%%

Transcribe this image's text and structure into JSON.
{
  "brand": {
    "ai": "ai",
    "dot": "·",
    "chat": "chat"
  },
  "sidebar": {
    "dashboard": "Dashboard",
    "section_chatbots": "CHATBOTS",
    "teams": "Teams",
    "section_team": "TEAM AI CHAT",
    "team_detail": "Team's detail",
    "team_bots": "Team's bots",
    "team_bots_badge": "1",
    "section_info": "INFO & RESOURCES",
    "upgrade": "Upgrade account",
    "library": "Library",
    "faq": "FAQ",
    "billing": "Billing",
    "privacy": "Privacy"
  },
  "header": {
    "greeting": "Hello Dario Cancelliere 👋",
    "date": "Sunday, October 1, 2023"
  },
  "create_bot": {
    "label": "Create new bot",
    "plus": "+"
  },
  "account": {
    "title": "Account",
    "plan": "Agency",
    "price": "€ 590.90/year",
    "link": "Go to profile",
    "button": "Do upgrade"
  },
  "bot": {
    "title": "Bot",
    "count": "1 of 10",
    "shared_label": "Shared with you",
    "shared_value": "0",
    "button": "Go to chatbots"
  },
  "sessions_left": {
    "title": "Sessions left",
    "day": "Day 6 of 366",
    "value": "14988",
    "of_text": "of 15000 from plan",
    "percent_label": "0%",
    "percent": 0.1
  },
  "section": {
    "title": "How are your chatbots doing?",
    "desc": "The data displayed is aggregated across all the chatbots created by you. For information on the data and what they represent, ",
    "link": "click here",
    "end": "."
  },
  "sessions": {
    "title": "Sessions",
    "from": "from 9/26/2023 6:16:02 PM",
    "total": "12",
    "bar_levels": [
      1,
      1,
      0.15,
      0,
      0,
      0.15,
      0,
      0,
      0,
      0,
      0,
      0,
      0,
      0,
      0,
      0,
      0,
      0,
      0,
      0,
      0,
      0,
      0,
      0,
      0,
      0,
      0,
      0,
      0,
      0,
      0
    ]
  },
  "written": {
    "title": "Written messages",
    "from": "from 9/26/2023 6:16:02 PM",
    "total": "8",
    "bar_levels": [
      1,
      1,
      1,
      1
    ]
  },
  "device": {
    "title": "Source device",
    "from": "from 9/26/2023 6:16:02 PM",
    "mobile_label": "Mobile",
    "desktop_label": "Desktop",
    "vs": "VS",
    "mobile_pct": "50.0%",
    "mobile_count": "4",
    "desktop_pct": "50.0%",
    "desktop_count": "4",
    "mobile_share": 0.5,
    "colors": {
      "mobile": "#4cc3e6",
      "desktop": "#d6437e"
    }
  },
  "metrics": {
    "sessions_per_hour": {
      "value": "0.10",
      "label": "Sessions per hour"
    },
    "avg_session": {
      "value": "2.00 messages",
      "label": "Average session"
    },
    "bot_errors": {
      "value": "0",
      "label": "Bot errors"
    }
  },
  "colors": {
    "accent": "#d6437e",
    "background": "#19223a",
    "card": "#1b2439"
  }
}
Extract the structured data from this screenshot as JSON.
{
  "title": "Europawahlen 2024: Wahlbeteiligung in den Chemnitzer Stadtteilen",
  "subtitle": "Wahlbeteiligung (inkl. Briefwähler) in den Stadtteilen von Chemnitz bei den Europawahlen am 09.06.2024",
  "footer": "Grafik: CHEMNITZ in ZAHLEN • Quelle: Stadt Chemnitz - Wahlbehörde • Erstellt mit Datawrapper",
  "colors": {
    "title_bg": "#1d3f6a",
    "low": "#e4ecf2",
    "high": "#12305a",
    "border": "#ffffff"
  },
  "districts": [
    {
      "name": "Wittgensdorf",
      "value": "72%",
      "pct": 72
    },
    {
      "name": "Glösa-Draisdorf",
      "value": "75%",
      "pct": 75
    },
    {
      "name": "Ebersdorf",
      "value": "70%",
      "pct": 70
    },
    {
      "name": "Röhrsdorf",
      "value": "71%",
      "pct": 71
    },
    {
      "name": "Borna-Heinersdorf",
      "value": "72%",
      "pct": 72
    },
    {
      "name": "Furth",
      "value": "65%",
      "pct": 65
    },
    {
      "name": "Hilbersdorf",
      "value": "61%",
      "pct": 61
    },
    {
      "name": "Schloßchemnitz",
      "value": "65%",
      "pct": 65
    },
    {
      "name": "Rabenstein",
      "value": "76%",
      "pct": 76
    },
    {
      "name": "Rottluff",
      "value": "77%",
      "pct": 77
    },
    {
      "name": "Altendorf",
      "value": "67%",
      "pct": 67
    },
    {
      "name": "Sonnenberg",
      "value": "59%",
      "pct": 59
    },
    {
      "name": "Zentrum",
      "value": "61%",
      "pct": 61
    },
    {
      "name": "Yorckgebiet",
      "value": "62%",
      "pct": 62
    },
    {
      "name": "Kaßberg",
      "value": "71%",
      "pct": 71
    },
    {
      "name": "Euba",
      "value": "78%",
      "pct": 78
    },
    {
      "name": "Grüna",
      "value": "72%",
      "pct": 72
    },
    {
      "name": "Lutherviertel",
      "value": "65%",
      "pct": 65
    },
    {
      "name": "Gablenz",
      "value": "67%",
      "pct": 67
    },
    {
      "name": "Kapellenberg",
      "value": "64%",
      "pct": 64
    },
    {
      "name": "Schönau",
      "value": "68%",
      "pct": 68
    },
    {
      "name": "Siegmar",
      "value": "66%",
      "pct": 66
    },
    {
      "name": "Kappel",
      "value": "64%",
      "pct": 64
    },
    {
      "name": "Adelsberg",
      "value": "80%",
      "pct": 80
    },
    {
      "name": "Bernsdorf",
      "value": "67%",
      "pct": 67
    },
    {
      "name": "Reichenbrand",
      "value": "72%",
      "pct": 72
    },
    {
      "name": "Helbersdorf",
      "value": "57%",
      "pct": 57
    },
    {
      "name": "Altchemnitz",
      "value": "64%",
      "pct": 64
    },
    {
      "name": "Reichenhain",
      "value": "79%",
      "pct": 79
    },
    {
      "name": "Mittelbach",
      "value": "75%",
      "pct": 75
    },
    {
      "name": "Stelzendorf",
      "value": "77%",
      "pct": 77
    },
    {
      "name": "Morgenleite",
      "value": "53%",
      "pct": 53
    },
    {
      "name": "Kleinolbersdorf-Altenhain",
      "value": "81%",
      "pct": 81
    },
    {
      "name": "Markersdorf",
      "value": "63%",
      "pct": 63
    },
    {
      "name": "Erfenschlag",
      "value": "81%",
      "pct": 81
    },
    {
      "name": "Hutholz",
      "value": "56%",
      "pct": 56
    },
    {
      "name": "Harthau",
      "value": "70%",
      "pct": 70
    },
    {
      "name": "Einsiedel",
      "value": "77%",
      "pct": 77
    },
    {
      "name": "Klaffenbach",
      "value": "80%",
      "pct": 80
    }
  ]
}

%%

▶ AIM: Look through the entries and find each line that has the string "Stadtteilen". Copy those lines.

▶ ANSWER TO THIS EXERCISE:
  "title": "Europawahlen 2024: Wahlbeteiligung in den Chemnitzer Stadtteilen",
  "subtitle": "Wahlbeteiligung (inkl. Briefwähler) in den Stadtteilen von Chemnitz bei den Europawahlen am 09.06.2024",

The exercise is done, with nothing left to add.